>> Start Recorded information

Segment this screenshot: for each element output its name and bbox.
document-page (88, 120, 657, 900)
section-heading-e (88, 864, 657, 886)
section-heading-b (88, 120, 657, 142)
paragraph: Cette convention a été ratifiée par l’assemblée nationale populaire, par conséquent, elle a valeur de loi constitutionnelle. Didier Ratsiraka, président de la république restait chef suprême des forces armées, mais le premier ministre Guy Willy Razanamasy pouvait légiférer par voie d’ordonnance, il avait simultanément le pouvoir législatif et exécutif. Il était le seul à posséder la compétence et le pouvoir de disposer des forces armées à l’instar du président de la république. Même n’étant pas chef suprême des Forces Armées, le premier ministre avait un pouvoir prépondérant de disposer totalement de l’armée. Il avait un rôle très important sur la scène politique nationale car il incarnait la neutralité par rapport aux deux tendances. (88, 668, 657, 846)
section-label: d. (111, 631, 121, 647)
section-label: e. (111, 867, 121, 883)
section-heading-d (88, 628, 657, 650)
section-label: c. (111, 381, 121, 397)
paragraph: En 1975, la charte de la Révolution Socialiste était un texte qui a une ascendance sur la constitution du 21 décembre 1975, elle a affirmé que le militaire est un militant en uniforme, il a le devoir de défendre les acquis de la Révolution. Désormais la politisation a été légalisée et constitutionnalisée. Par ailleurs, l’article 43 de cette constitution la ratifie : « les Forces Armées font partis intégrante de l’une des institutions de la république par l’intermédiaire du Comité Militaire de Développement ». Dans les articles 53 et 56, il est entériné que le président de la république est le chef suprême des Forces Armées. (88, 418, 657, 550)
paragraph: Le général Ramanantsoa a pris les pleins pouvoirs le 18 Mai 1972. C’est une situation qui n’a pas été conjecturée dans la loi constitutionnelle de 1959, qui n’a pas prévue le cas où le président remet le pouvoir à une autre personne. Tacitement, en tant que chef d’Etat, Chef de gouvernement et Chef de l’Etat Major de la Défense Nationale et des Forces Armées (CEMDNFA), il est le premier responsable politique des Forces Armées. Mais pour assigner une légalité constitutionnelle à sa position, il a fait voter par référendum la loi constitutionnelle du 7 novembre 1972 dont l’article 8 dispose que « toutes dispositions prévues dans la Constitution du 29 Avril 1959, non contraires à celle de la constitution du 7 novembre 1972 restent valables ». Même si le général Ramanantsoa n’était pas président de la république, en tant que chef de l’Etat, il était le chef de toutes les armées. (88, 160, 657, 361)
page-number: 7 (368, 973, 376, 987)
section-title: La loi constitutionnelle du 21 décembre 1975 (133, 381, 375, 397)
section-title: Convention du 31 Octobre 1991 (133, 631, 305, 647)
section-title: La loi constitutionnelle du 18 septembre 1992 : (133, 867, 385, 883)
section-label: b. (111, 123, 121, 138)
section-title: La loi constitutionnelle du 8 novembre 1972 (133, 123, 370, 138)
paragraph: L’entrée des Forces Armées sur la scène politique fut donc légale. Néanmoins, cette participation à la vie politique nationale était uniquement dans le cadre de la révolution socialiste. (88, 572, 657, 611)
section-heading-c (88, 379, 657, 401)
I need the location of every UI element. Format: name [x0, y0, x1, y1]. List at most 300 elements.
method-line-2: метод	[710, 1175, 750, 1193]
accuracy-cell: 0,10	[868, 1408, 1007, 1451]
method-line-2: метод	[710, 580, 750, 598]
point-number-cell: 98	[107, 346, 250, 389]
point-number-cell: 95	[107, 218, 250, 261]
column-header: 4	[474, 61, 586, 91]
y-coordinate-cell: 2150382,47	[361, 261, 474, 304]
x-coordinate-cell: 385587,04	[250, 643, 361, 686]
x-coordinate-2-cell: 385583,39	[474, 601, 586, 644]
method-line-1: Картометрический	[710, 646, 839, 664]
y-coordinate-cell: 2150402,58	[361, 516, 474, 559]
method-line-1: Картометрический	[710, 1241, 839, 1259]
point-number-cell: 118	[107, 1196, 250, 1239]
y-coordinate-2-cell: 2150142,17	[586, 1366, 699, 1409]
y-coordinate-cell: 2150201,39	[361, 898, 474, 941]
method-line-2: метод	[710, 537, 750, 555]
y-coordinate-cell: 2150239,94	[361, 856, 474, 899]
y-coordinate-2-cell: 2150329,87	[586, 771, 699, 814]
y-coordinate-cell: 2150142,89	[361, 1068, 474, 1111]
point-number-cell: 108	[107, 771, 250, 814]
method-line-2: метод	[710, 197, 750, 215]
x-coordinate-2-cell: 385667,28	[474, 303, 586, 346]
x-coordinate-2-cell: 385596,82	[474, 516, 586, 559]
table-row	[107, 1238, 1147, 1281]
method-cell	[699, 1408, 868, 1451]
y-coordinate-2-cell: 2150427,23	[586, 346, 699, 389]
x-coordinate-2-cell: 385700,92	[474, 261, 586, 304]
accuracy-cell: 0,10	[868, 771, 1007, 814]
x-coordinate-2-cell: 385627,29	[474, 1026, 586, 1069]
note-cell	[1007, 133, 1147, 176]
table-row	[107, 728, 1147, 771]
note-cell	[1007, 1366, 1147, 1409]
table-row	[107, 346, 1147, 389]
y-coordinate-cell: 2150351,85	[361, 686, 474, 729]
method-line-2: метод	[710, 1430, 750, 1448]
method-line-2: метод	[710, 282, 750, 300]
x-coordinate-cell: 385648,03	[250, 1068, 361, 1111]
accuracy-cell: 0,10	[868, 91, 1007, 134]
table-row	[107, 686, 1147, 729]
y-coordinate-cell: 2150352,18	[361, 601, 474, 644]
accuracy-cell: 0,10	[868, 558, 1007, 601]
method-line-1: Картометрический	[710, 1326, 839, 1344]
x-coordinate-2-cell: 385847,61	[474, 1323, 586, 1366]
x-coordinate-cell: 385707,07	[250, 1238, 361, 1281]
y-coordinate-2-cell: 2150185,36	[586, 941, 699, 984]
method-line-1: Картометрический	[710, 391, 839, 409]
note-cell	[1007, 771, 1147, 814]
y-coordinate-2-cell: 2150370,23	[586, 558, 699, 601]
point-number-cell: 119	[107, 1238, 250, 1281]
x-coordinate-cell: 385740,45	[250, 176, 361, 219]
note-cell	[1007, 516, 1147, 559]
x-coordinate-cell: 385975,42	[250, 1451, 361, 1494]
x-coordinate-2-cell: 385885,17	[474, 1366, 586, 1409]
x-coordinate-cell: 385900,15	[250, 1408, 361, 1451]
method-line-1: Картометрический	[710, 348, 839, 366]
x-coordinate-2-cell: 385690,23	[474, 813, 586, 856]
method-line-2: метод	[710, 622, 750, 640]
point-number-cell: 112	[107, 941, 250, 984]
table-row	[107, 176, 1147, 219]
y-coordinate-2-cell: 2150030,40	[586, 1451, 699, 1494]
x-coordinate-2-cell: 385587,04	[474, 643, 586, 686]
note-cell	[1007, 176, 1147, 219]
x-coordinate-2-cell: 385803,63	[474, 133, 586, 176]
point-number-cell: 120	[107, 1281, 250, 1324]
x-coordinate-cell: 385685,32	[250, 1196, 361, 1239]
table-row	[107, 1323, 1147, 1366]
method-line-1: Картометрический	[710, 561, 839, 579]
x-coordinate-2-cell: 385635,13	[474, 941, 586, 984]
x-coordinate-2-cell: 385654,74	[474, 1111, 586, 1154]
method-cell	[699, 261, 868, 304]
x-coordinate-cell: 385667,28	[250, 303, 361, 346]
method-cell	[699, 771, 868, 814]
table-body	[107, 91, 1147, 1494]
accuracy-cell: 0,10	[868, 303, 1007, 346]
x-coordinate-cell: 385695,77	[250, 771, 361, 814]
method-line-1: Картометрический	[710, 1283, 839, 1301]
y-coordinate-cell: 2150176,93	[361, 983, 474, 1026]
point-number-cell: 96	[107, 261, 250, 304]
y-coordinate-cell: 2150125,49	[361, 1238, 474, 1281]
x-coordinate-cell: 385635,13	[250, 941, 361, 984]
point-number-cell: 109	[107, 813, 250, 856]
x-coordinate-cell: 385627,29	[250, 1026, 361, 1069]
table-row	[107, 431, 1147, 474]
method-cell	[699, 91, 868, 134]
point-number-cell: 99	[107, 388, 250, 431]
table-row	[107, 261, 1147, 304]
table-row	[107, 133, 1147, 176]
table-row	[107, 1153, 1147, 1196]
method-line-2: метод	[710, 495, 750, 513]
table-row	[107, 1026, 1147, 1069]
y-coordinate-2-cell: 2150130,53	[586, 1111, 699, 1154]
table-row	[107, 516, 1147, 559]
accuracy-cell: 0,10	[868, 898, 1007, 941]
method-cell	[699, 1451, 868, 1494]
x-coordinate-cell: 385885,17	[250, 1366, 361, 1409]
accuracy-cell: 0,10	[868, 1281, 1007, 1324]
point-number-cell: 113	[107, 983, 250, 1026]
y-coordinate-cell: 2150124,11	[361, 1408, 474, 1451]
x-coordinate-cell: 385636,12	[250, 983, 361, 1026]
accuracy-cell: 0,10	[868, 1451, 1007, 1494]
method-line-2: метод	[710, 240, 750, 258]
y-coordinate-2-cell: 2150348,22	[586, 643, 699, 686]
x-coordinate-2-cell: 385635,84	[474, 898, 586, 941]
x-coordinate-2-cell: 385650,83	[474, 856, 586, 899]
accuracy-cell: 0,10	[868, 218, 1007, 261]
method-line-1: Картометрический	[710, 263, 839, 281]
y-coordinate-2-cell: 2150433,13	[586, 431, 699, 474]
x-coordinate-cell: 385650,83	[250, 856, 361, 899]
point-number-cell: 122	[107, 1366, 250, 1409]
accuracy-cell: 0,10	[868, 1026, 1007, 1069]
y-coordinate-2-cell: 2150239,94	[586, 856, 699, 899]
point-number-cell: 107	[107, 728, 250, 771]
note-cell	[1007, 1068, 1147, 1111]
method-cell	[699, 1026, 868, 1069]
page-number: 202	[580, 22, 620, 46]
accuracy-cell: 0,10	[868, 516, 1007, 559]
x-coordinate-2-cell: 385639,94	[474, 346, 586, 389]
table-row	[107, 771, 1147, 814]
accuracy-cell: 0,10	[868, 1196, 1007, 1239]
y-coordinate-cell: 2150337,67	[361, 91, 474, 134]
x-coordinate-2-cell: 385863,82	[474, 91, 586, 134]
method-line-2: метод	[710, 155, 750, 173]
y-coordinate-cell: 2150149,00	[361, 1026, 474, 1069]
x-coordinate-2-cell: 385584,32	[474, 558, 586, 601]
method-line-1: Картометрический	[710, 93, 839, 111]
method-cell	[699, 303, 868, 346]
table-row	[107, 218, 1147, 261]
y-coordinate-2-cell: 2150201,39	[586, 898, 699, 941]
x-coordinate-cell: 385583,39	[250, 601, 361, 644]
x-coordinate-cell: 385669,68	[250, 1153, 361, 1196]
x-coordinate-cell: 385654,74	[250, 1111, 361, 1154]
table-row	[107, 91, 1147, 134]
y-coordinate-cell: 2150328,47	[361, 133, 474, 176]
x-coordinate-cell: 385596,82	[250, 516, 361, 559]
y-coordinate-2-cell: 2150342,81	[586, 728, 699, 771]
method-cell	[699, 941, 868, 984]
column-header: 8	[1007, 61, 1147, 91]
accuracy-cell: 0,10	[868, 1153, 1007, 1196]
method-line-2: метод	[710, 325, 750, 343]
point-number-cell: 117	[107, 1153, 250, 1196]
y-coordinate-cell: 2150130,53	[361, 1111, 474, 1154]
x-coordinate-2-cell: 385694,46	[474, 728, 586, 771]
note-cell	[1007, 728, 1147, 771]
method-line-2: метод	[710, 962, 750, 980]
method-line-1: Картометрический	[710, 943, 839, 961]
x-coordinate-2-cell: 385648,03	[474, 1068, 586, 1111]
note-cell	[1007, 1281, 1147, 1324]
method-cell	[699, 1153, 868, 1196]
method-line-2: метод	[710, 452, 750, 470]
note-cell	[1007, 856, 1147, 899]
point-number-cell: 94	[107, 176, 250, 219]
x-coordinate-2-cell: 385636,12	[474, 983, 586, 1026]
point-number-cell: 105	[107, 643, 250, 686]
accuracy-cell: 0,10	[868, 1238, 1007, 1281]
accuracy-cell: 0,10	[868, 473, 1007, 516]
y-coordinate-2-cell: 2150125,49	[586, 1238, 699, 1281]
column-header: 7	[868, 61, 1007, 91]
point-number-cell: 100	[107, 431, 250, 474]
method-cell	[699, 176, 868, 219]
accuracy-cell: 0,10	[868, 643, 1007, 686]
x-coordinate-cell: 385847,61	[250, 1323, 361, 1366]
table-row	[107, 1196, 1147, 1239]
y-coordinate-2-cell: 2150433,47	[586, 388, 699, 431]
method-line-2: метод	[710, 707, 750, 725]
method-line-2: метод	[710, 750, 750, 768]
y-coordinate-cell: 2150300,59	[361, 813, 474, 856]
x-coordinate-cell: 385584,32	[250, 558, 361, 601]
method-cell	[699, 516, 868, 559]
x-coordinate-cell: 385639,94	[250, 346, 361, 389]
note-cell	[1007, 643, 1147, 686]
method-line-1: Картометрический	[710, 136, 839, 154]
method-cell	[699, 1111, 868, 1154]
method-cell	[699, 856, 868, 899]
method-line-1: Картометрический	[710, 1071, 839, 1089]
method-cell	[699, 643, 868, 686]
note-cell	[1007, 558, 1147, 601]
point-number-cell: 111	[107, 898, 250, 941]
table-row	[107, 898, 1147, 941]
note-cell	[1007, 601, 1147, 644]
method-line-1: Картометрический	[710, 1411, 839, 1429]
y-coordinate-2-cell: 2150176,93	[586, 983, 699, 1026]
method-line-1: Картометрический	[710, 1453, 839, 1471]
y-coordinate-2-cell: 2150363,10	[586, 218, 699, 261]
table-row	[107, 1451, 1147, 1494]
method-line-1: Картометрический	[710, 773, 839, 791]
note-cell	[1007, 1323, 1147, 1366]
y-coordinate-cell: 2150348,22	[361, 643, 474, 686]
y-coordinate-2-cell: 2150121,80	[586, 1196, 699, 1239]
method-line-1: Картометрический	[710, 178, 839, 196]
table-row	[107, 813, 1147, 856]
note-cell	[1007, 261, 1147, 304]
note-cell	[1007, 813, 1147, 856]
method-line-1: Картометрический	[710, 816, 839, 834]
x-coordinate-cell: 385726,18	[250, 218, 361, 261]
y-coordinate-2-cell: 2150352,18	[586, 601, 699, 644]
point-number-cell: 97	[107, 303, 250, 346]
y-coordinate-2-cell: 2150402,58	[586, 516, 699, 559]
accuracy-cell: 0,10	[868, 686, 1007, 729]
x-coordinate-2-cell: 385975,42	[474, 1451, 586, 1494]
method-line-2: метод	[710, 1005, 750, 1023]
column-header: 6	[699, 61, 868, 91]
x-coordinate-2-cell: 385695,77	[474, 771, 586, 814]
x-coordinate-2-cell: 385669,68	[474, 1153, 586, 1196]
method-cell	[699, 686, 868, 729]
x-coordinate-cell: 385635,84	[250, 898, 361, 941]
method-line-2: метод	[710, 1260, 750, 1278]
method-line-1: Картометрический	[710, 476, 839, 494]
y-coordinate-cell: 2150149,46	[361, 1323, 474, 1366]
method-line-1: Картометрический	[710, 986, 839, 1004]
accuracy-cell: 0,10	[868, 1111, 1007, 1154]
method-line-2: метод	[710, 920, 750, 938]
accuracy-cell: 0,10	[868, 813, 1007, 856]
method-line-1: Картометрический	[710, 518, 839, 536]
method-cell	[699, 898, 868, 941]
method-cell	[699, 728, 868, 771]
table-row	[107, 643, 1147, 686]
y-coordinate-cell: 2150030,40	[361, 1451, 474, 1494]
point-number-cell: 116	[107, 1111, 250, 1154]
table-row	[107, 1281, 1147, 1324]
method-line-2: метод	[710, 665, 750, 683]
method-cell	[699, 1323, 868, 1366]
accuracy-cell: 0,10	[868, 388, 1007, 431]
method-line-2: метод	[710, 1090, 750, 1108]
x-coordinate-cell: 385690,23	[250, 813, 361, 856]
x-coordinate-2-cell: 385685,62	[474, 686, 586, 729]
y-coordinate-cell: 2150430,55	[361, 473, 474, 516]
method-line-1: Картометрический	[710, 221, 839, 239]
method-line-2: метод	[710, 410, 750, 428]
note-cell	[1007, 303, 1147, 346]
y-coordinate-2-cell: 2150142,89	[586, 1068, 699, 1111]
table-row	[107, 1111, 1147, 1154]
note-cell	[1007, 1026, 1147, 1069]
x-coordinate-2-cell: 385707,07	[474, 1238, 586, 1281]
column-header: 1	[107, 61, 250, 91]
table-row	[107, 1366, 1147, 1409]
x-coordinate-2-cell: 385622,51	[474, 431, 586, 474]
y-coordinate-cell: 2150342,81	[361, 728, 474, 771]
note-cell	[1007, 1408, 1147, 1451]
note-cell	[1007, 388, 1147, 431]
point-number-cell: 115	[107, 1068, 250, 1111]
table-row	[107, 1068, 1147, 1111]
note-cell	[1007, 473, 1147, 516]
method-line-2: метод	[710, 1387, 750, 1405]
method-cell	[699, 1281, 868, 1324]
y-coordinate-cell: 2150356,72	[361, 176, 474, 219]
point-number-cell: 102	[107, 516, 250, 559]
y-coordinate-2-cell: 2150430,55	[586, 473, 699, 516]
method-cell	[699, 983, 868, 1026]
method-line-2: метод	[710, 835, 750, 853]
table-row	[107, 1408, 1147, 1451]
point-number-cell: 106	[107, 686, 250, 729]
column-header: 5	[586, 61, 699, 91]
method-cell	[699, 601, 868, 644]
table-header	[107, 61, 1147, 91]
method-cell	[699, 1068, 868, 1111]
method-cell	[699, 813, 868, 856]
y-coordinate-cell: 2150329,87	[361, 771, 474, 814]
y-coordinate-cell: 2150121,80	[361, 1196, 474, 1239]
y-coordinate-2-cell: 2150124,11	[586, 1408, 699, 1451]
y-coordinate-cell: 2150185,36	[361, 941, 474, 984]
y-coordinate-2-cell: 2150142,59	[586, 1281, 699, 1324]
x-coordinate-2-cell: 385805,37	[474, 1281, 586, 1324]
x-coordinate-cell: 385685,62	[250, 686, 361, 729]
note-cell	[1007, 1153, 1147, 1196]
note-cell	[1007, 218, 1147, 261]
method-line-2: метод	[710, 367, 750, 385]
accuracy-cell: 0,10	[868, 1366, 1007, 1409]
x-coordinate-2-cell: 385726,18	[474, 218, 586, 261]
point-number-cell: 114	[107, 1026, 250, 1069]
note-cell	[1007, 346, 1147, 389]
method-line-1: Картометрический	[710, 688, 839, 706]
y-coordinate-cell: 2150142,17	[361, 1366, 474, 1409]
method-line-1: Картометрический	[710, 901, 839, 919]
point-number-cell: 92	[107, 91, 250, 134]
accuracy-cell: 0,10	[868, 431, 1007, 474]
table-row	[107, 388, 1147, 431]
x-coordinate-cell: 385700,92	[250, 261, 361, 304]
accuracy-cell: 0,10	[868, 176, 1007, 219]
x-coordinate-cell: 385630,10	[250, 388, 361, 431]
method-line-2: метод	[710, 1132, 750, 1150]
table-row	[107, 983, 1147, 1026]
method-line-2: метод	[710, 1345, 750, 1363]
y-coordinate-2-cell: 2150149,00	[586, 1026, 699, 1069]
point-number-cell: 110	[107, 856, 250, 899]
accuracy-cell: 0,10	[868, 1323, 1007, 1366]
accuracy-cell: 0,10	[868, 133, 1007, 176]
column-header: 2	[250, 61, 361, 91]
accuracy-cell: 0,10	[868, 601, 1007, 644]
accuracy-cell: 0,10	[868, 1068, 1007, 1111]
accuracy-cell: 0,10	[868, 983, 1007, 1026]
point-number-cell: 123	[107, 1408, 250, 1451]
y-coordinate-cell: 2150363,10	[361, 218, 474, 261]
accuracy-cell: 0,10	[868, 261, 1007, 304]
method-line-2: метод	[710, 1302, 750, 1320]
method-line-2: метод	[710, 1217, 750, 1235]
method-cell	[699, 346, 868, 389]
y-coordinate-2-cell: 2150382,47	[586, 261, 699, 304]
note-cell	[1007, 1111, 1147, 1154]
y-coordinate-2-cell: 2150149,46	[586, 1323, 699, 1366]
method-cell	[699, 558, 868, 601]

>> End Recorded information

* [What the exercise asks]
Copy out the listing from its first line through the line containing "section-label: d. (111, 631, 121, 647)", including both of those lines.

* [Written response]
Segment this screenshot: for each element output its name and bbox.
document-page (88, 120, 657, 900)
section-heading-e (88, 864, 657, 886)
section-heading-b (88, 120, 657, 142)
paragraph: Cette convention a été ratifiée par l’assemblée nationale populaire, par conséquent, elle a valeur de loi constitutionnelle. Didier Ratsiraka, président de la république restait chef suprême des forces armées, mais le premier ministre Guy Willy Razanamasy pouvait légiférer par voie d’ordonnance, il avait simultanément le pouvoir législatif et exécutif. Il était le seul à posséder la compétence et le pouvoir de disposer des forces armées à l’instar du président de la république. Même n’étant pas chef suprême des Forces Armées, le premier ministre avait un pouvoir prépondérant de disposer totalement de l’armée. Il avait un rôle très important sur la scène politique nationale car il incarnait la neutralité par rapport aux deux tendances. (88, 668, 657, 846)
section-label: d. (111, 631, 121, 647)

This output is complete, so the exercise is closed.